▸ TASK:
Write out the items below unchanged, beginning with the line that contains "x-axis-title: 音の高さ （Hz）" and going on through the line that contains "y-tick-label: 10 <box>78 166 98 185</box>", and give nothing else.

▸ THE DATA:
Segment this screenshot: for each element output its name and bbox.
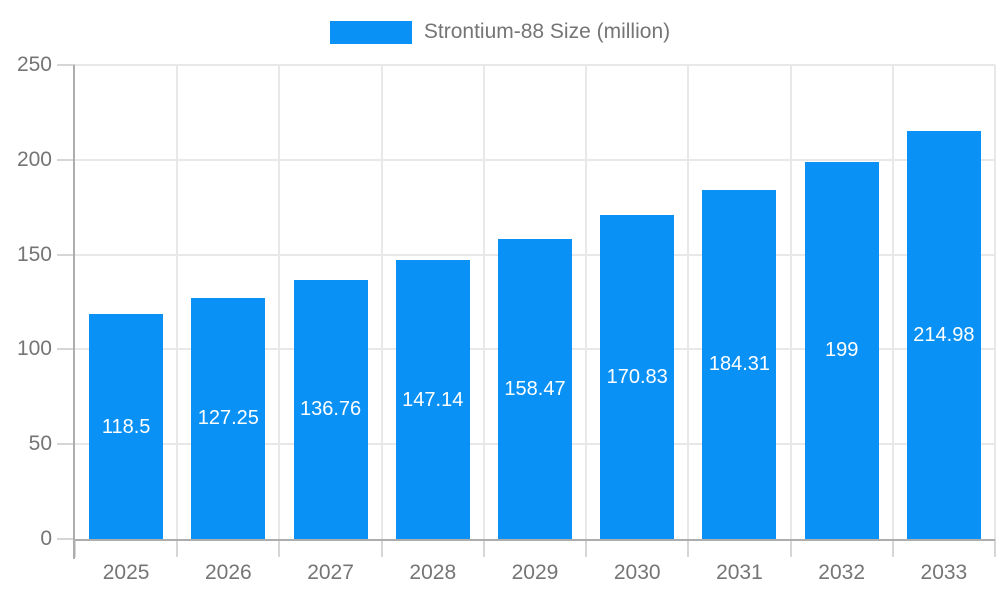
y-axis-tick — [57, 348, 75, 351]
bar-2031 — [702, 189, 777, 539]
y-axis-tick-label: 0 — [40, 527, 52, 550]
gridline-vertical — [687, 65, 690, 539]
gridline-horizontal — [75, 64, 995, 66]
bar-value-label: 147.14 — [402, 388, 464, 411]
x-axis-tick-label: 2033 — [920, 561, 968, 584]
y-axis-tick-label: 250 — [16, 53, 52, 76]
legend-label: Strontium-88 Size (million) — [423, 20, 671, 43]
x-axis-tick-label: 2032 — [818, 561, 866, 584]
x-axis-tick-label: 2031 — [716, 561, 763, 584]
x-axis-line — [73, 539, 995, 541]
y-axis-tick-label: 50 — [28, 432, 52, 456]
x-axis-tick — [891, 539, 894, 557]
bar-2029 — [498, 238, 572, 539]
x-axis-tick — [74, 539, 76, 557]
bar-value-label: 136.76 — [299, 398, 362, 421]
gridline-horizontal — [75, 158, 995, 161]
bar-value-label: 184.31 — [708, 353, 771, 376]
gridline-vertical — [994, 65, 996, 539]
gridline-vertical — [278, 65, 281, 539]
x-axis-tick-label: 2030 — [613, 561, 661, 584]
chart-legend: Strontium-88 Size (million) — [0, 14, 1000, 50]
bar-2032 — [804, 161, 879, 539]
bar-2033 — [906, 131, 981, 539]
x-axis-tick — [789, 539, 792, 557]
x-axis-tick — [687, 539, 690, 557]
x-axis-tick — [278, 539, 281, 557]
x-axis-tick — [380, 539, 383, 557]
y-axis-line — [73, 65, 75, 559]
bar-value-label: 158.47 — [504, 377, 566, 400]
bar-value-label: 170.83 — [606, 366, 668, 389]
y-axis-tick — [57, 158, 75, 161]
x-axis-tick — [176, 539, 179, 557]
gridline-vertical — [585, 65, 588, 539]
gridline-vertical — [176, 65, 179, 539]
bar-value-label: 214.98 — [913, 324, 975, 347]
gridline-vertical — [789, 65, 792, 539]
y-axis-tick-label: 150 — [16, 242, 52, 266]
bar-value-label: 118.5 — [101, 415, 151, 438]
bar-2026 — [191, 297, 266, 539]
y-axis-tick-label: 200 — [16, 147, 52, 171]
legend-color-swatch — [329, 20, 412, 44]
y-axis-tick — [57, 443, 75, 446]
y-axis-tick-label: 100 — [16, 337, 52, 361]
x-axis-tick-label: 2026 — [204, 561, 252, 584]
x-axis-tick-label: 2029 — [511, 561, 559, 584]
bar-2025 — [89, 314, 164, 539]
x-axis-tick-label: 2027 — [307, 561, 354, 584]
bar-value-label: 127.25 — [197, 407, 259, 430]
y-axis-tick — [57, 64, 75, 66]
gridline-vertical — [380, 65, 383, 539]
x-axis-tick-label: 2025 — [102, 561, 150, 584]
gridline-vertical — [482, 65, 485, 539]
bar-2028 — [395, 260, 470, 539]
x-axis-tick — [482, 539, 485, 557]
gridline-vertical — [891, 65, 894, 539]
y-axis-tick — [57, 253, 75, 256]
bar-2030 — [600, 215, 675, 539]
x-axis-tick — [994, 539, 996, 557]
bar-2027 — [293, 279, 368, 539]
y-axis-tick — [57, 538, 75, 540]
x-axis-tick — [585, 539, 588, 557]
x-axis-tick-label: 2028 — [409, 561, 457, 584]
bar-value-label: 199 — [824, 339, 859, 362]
* * *
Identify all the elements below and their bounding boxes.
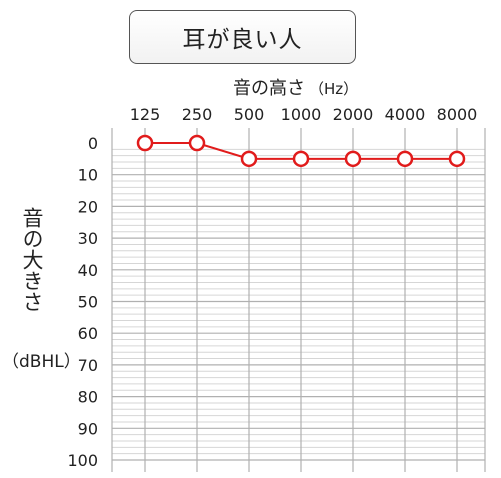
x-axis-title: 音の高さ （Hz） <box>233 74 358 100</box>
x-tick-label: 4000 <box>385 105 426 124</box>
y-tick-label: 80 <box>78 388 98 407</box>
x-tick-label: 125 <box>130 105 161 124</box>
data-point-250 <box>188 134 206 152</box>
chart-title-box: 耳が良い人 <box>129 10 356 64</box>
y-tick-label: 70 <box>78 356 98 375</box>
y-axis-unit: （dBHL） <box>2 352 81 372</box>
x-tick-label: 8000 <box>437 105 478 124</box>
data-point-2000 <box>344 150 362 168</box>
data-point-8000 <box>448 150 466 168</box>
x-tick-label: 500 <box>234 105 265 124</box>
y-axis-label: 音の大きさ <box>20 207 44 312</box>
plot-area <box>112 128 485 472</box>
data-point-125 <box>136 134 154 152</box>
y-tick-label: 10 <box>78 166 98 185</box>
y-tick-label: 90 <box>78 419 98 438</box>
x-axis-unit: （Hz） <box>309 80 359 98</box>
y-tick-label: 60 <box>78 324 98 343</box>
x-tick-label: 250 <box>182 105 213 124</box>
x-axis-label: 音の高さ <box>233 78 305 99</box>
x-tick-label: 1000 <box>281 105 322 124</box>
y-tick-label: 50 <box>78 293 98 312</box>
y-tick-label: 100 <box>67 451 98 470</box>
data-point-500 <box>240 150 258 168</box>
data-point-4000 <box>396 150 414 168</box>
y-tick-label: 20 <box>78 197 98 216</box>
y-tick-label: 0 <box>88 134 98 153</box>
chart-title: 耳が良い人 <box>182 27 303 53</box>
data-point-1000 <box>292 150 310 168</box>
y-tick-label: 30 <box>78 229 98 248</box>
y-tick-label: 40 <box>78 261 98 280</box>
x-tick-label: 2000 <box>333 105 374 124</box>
--
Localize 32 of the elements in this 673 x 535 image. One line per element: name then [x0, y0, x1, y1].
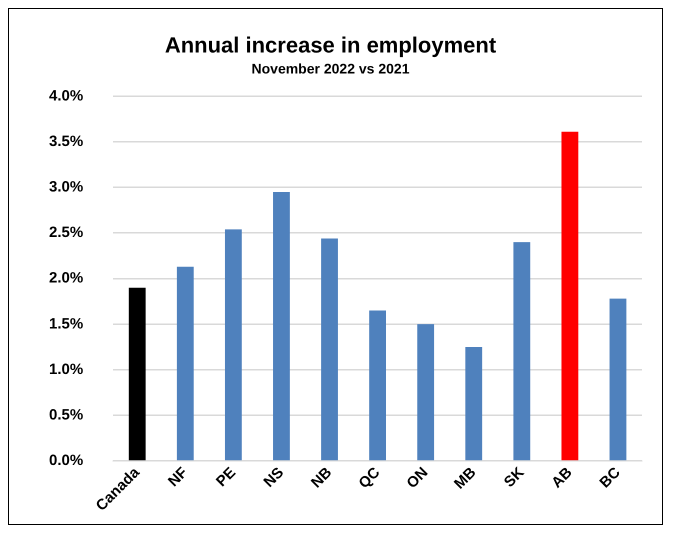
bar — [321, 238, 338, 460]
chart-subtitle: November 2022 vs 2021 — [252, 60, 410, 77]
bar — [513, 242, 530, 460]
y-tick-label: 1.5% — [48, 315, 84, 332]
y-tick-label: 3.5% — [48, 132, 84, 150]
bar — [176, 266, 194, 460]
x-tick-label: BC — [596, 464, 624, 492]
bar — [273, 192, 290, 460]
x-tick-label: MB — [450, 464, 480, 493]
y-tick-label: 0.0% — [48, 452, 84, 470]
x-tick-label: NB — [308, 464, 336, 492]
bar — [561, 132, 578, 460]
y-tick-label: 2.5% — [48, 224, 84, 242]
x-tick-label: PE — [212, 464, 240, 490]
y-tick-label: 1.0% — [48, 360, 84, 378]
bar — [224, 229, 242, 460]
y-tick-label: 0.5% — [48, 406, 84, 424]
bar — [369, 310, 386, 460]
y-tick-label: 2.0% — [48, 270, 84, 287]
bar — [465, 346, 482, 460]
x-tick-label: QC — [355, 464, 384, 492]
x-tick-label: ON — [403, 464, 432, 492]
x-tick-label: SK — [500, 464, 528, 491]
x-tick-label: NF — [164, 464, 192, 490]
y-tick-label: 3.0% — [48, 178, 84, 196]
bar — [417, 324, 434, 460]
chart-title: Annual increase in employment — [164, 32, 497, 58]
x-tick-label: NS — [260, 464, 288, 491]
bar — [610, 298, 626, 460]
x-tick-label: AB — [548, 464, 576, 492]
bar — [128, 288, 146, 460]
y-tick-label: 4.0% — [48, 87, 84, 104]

▸ OUTPUT:
x-axis-title: 音の高さ （Hz） <box>233 74 358 100</box>
x-tick-label: 4000 <box>385 105 426 124</box>
y-tick-label: 80 <box>78 388 98 407</box>
x-tick-label: 125 <box>130 105 161 124</box>
data-point-250 <box>188 134 206 152</box>
chart-title-box: 耳が良い人 <box>129 10 356 64</box>
y-tick-label: 70 <box>78 356 98 375</box>
y-axis-unit: （dBHL） <box>2 352 81 372</box>
x-tick-label: 8000 <box>437 105 478 124</box>
data-point-2000 <box>344 150 362 168</box>
data-point-8000 <box>448 150 466 168</box>
x-tick-label: 500 <box>234 105 265 124</box>
y-axis-label: 音の大きさ <box>20 207 44 312</box>
plot-area <box>112 128 485 472</box>
data-point-125 <box>136 134 154 152</box>
y-tick-label: 10 <box>78 166 98 185</box>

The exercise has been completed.